(Stored records)
********
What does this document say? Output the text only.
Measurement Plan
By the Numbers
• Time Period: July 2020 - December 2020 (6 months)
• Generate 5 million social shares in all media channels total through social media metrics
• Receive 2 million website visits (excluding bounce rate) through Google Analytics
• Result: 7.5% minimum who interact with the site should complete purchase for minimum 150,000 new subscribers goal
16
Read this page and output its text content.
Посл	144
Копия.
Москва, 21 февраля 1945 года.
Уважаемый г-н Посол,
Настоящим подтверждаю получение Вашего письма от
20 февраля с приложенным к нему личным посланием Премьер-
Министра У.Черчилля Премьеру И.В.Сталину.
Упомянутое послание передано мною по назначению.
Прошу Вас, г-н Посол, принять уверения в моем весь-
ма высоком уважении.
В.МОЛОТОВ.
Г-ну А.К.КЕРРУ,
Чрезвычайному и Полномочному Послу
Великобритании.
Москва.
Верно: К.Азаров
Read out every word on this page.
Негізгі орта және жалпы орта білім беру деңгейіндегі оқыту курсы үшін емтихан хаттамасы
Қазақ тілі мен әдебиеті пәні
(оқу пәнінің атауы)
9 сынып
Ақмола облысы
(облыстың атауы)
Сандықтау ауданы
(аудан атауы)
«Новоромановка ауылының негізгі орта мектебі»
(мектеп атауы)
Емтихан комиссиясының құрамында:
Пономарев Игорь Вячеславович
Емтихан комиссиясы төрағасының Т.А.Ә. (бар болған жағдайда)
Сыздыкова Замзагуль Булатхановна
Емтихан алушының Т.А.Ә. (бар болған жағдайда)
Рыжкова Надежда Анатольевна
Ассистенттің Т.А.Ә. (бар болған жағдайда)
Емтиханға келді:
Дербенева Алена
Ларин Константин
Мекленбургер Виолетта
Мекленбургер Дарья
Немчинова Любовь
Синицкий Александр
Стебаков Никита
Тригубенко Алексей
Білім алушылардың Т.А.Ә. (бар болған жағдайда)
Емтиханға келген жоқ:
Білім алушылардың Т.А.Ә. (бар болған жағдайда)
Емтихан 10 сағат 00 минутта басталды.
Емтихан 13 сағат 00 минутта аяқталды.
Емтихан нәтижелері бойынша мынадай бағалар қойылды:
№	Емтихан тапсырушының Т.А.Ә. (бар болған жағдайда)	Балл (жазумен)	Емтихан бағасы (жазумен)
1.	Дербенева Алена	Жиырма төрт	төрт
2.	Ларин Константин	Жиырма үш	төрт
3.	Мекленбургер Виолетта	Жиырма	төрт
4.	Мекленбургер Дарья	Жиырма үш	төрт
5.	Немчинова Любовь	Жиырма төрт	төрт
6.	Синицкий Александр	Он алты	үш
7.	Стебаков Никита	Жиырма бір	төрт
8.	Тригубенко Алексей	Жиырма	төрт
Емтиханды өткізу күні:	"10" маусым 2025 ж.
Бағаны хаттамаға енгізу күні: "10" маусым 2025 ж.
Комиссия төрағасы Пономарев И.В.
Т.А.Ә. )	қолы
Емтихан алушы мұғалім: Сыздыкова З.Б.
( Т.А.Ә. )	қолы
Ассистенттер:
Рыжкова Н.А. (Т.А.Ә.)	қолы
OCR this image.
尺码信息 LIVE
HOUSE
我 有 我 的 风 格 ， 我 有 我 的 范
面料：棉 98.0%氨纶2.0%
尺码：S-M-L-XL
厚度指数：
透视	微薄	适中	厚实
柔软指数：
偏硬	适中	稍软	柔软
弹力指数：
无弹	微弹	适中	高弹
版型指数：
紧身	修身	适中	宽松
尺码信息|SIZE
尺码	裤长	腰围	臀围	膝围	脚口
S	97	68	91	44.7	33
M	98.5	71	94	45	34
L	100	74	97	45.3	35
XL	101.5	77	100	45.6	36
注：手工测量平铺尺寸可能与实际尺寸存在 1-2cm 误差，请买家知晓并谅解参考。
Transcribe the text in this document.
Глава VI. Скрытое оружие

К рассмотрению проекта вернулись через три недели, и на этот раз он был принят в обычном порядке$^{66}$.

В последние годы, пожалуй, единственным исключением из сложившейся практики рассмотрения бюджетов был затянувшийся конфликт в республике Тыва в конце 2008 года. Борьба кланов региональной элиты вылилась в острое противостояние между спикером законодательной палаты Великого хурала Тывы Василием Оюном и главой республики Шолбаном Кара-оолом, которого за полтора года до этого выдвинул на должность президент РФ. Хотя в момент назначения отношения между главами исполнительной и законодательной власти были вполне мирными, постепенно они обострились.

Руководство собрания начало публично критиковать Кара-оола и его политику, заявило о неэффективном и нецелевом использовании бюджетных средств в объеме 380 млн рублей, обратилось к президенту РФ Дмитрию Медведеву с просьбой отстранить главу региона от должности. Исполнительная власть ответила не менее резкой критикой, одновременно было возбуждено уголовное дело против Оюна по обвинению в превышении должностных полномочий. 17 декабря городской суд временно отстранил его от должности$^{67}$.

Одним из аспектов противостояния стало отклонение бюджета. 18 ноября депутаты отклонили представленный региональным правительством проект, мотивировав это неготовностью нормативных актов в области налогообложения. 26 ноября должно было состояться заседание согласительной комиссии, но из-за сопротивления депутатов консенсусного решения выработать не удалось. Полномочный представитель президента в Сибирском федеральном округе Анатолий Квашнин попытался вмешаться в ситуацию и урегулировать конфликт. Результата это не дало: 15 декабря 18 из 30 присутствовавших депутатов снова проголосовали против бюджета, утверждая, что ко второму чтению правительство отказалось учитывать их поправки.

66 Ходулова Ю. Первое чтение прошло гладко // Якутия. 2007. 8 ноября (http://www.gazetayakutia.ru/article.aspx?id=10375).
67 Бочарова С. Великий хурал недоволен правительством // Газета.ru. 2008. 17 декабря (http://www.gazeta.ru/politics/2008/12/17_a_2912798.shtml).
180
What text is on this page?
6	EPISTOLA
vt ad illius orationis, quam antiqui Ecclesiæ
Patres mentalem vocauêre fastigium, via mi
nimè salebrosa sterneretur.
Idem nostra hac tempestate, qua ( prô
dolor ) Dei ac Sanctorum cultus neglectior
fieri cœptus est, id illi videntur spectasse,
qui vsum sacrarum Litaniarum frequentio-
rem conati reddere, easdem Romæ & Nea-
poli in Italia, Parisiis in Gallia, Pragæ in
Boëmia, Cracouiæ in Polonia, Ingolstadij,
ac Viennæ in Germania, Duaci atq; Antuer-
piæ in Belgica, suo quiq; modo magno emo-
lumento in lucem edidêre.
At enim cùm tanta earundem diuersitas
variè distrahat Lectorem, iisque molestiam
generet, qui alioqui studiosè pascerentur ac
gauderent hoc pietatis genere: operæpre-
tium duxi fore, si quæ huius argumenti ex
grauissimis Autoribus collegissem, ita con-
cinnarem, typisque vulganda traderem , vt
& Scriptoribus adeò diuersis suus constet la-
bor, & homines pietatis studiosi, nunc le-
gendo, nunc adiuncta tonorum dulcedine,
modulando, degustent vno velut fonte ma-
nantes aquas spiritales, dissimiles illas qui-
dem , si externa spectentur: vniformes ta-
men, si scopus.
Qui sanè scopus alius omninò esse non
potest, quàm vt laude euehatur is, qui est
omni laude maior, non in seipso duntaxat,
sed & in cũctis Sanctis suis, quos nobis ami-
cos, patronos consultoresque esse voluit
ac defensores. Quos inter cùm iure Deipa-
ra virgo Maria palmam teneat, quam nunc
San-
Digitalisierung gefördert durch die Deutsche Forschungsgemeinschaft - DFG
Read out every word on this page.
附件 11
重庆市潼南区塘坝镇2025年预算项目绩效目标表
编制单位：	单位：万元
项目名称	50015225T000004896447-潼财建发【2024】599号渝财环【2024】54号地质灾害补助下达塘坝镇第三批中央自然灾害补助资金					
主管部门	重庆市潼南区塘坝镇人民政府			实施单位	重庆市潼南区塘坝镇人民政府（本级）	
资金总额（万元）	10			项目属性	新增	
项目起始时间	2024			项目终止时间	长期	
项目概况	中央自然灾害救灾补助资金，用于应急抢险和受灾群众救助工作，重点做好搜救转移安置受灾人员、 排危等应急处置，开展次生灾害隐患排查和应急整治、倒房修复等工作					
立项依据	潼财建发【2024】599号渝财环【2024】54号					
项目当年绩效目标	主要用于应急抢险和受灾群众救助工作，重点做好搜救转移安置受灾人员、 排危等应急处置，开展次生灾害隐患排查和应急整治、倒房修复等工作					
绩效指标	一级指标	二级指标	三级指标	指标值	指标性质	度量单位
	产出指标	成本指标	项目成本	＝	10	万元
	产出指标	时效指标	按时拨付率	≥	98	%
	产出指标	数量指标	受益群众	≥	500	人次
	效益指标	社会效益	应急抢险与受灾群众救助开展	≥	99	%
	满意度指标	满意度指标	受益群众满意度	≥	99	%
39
********
▸ WHAT YOU ARE ASKED TO DO: Write the number of lines containing the word "правительством" and nothing besides it.

▸ EXERCISE ANSWER: 2